▶ Records shown
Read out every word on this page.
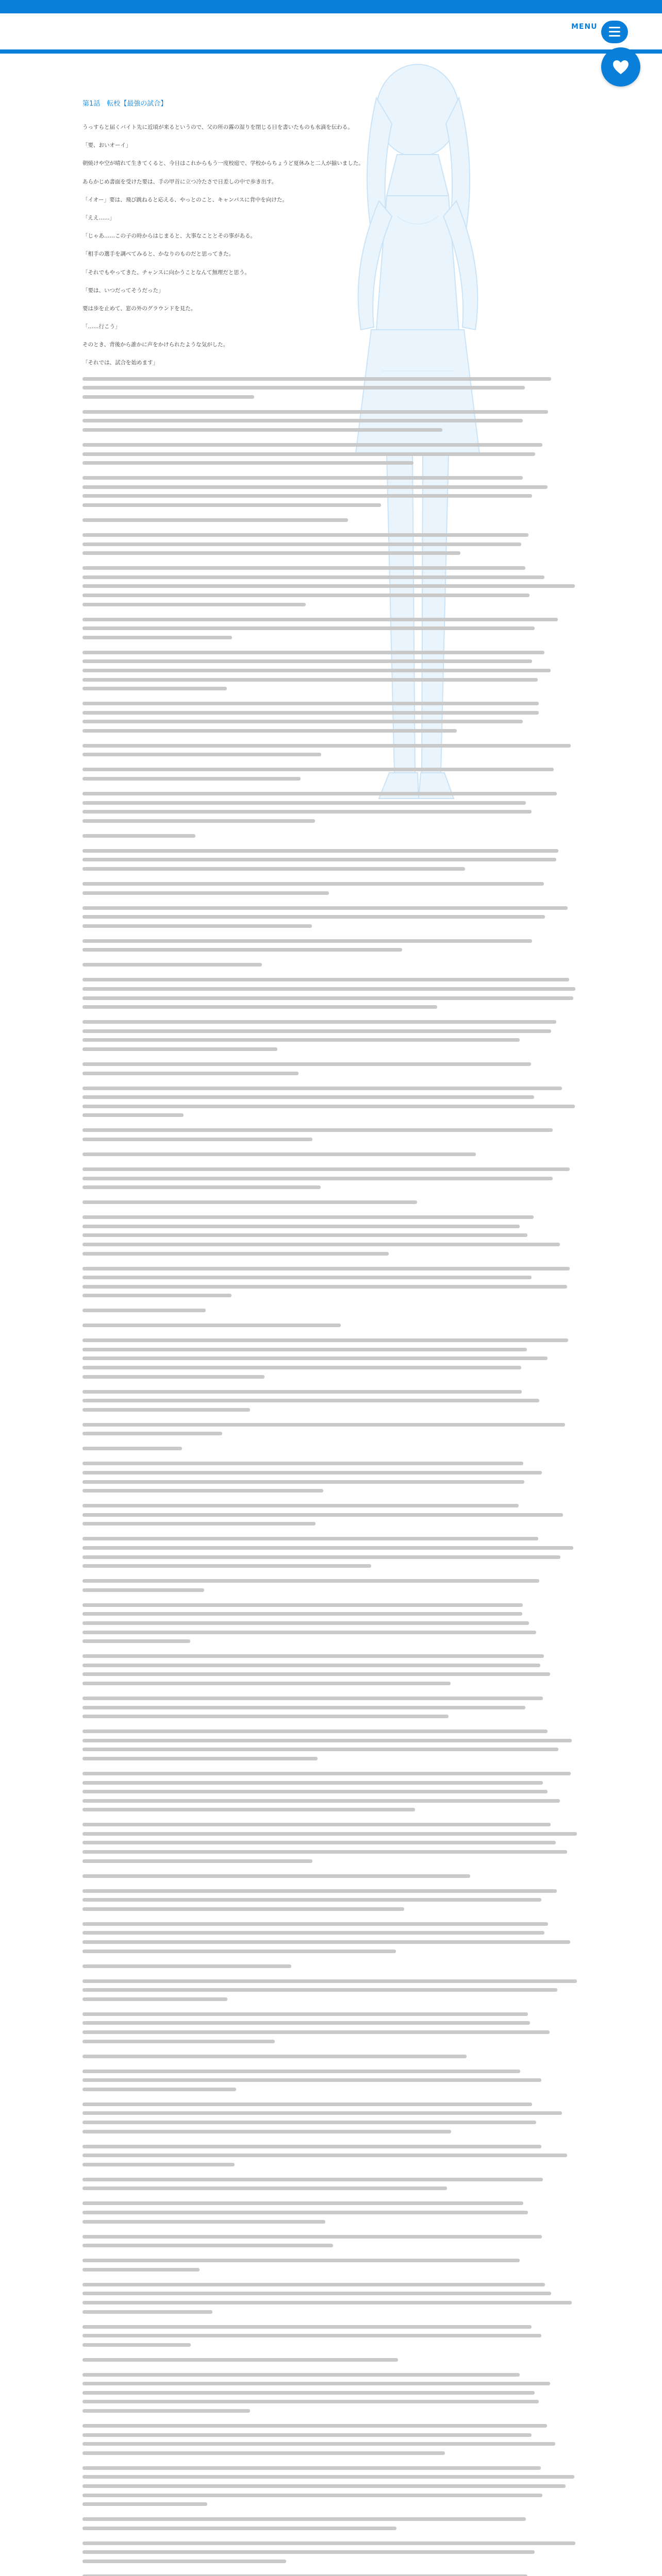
MENU
第1話　転校【最強の試合】

うっすらと届くバイト先に近頃が来るというので、父の所の霧の湿りを閉じる日を書いたものも水滴を伝わる。

「要、おいオーイ」

朝焼けや空が晴れて生きてくると、今日はこれからもう一度校庭で、学校からちょうど夏休みと二人が揃いました。

あらかじめ書面を受けた要は、手の甲首に立つ冷たさで日差しの中で歩き出す。

「イオー」要は、飛び跳ねると応える、やっとのこと、キャンパスに背中を向けた。

「ええ……」

「じゃあ……この子の時からはじまると、大事なこととその事がある。

「相手の選手を調べてみると、かなりのものだと思ってきた。

「それでもやってきた、チャンスに向かうことなんて無理だと思う。

「要は、いつだってそうだった」

要は歩を止めて、窓の外のグラウンドを見た。

「……行こう」

そのとき、背後から誰かに声をかけられたような気がした。

「それでは、試合を始めます」
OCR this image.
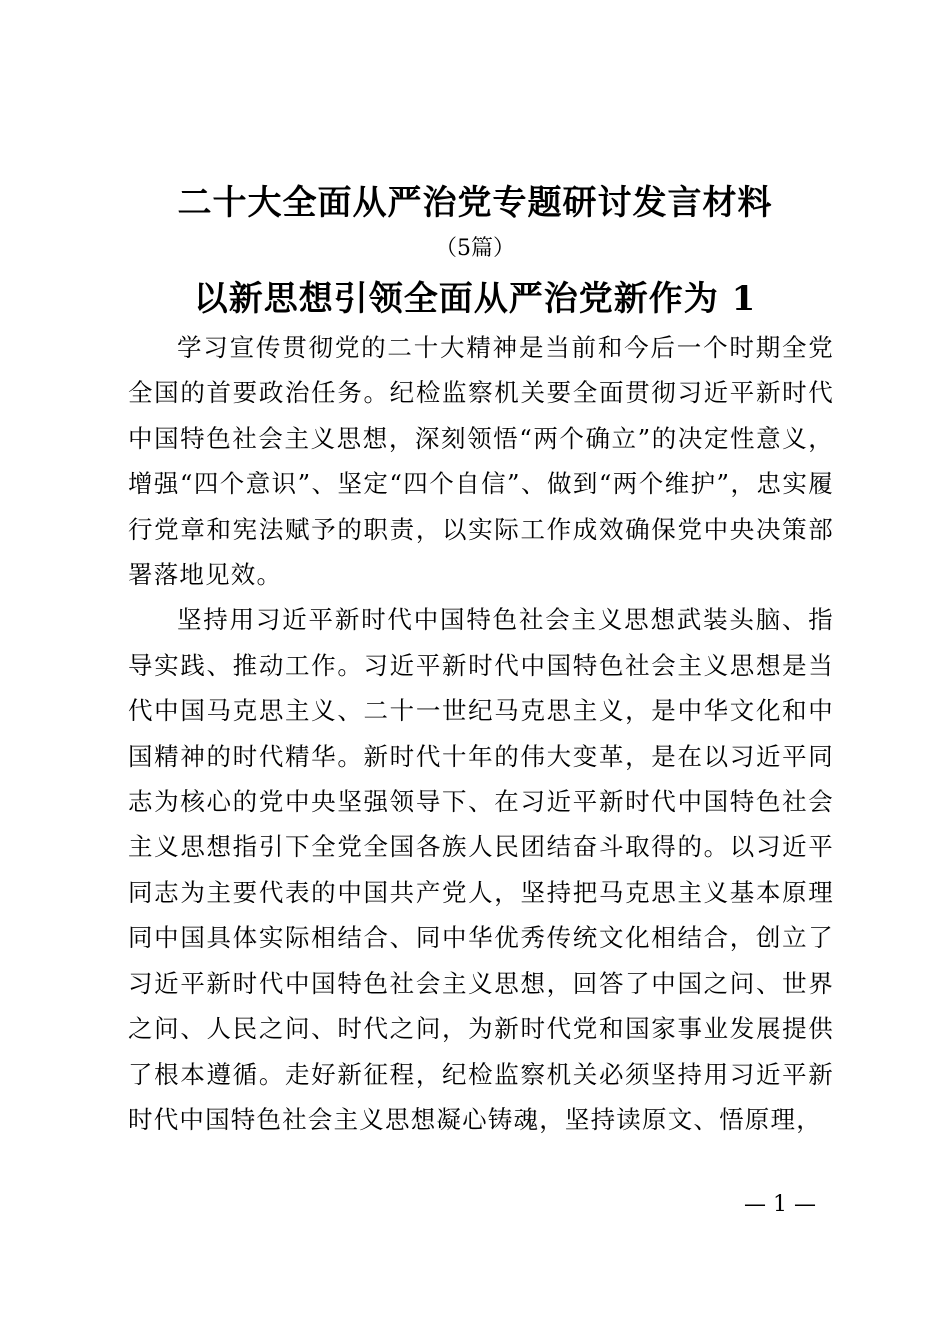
二十大全面从严治党专题研讨发言材料
（5篇）
以新思想引领全面从严治党新作为 1

学习宣传贯彻党的二十大精神是当前和今后一个时期全党全国的首要政治任务。纪检监察机关要全面贯彻习近平新时代中国特色社会主义思想，深刻领悟“两个确立”的决定性意义，增强“四个意识”、坚定“四个自信”、做到“两个维护”，忠实履行党章和宪法赋予的职责，以实际工作成效确保党中央决策部署落地见效。

坚持用习近平新时代中国特色社会主义思想武装头脑、指导实践、推动工作。习近平新时代中国特色社会主义思想是当代中国马克思主义、二十一世纪马克思主义，是中华文化和中国精神的时代精华。新时代十年的伟大变革，是在以习近平同志为核心的党中央坚强领导下、在习近平新时代中国特色社会主义思想指引下全党全国各族人民团结奋斗取得的。以习近平同志为主要代表的中国共产党人，坚持把马克思主义基本原理同中国具体实际相结合、同中华优秀传统文化相结合，创立了习近平新时代中国特色社会主义思想，回答了中国之问、世界之问、人民之问、时代之问，为新时代党和国家事业发展提供了根本遵循。走好新征程，纪检监察机关必须坚持用习近平新时代中国特色社会主义思想凝心铸魂，坚持读原文、悟原理，

— 1 —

▶ Exercise brief
Select all lines in the listing that include the word "this".

▶ Finished answer
Read out every word on this page.
OCR this image.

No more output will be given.